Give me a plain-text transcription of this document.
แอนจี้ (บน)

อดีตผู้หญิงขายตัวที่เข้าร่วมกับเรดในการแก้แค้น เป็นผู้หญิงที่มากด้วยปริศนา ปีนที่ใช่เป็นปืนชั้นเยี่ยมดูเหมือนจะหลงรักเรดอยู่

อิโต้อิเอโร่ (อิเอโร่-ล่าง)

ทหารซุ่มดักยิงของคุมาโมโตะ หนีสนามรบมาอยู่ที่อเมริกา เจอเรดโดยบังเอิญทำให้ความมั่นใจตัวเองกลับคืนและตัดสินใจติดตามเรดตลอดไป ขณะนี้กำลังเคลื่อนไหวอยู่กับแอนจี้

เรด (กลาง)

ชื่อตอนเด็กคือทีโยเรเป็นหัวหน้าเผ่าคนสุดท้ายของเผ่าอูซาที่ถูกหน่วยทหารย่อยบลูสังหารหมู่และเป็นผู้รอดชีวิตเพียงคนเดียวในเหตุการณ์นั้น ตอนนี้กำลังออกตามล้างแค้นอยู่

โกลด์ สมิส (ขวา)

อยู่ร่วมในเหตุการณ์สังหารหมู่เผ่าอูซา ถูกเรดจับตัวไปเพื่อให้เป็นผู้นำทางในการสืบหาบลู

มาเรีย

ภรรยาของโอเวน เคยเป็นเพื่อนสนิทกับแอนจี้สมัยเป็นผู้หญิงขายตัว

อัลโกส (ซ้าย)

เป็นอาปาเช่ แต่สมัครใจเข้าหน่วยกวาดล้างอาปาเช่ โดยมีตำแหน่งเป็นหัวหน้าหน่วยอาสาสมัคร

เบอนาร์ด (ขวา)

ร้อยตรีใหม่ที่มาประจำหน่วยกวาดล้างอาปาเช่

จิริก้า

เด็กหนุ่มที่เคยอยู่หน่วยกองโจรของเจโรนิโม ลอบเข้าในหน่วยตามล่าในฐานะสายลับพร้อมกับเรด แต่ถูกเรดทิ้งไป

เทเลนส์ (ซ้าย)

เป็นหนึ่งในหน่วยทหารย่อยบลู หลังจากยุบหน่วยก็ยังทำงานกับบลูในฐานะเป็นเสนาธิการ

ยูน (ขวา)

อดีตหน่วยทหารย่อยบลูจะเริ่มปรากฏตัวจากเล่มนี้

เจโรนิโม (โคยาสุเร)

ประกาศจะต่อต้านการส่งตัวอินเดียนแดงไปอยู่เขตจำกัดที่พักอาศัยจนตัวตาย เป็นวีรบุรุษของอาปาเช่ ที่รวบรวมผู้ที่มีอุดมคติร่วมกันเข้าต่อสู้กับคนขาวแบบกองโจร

====

■ What is expected: Repeat the data precisely, reproducing every entry.

■ Complete response:
Give me a plain-text transcription of this document.
แอนจี้ (บน)

อดีตผู้หญิงขายตัวที่เข้าร่วมกับเรดในการแก้แค้น เป็นผู้หญิงที่มากด้วยปริศนา ปีนที่ใช่เป็นปืนชั้นเยี่ยมดูเหมือนจะหลงรักเรดอยู่

อิโต้อิเอโร่ (อิเอโร่-ล่าง)

ทหารซุ่มดักยิงของคุมาโมโตะ หนีสนามรบมาอยู่ที่อเมริกา เจอเรดโดยบังเอิญทำให้ความมั่นใจตัวเองกลับคืนและตัดสินใจติดตามเรดตลอดไป ขณะนี้กำลังเคลื่อนไหวอยู่กับแอนจี้

เรด (กลาง)

ชื่อตอนเด็กคือทีโยเรเป็นหัวหน้าเผ่าคนสุดท้ายของเผ่าอูซาที่ถูกหน่วยทหารย่อยบลูสังหารหมู่และเป็นผู้รอดชีวิตเพียงคนเดียวในเหตุการณ์นั้น ตอนนี้กำลังออกตามล้างแค้นอยู่

โกลด์ สมิส (ขวา)

อยู่ร่วมในเหตุการณ์สังหารหมู่เผ่าอูซา ถูกเรดจับตัวไปเพื่อให้เป็นผู้นำทางในการสืบหาบลู

มาเรีย

ภรรยาของโอเวน เคยเป็นเพื่อนสนิทกับแอนจี้สมัยเป็นผู้หญิงขายตัว

อัลโกส (ซ้าย)

เป็นอาปาเช่ แต่สมัครใจเข้าหน่วยกวาดล้างอาปาเช่ โดยมีตำแหน่งเป็นหัวหน้าหน่วยอาสาสมัคร

เบอนาร์ด (ขวา)

ร้อยตรีใหม่ที่มาประจำหน่วยกวาดล้างอาปาเช่

จิริก้า

เด็กหนุ่มที่เคยอยู่หน่วยกองโจรของเจโรนิโม ลอบเข้าในหน่วยตามล่าในฐานะสายลับพร้อมกับเรด แต่ถูกเรดทิ้งไป

เทเลนส์ (ซ้าย)

เป็นหนึ่งในหน่วยทหารย่อยบลู หลังจากยุบหน่วยก็ยังทำงานกับบลูในฐานะเป็นเสนาธิการ

ยูน (ขวา)

อดีตหน่วยทหารย่อยบลูจะเริ่มปรากฏตัวจากเล่มนี้

เจโรนิโม (โคยาสุเร)

ประกาศจะต่อต้านการส่งตัวอินเดียนแดงไปอยู่เขตจำกัดที่พักอาศัยจนตัวตาย เป็นวีรบุรุษของอาปาเช่ ที่รวบรวมผู้ที่มีอุดมคติร่วมกันเข้าต่อสู้กับคนขาวแบบกองโจร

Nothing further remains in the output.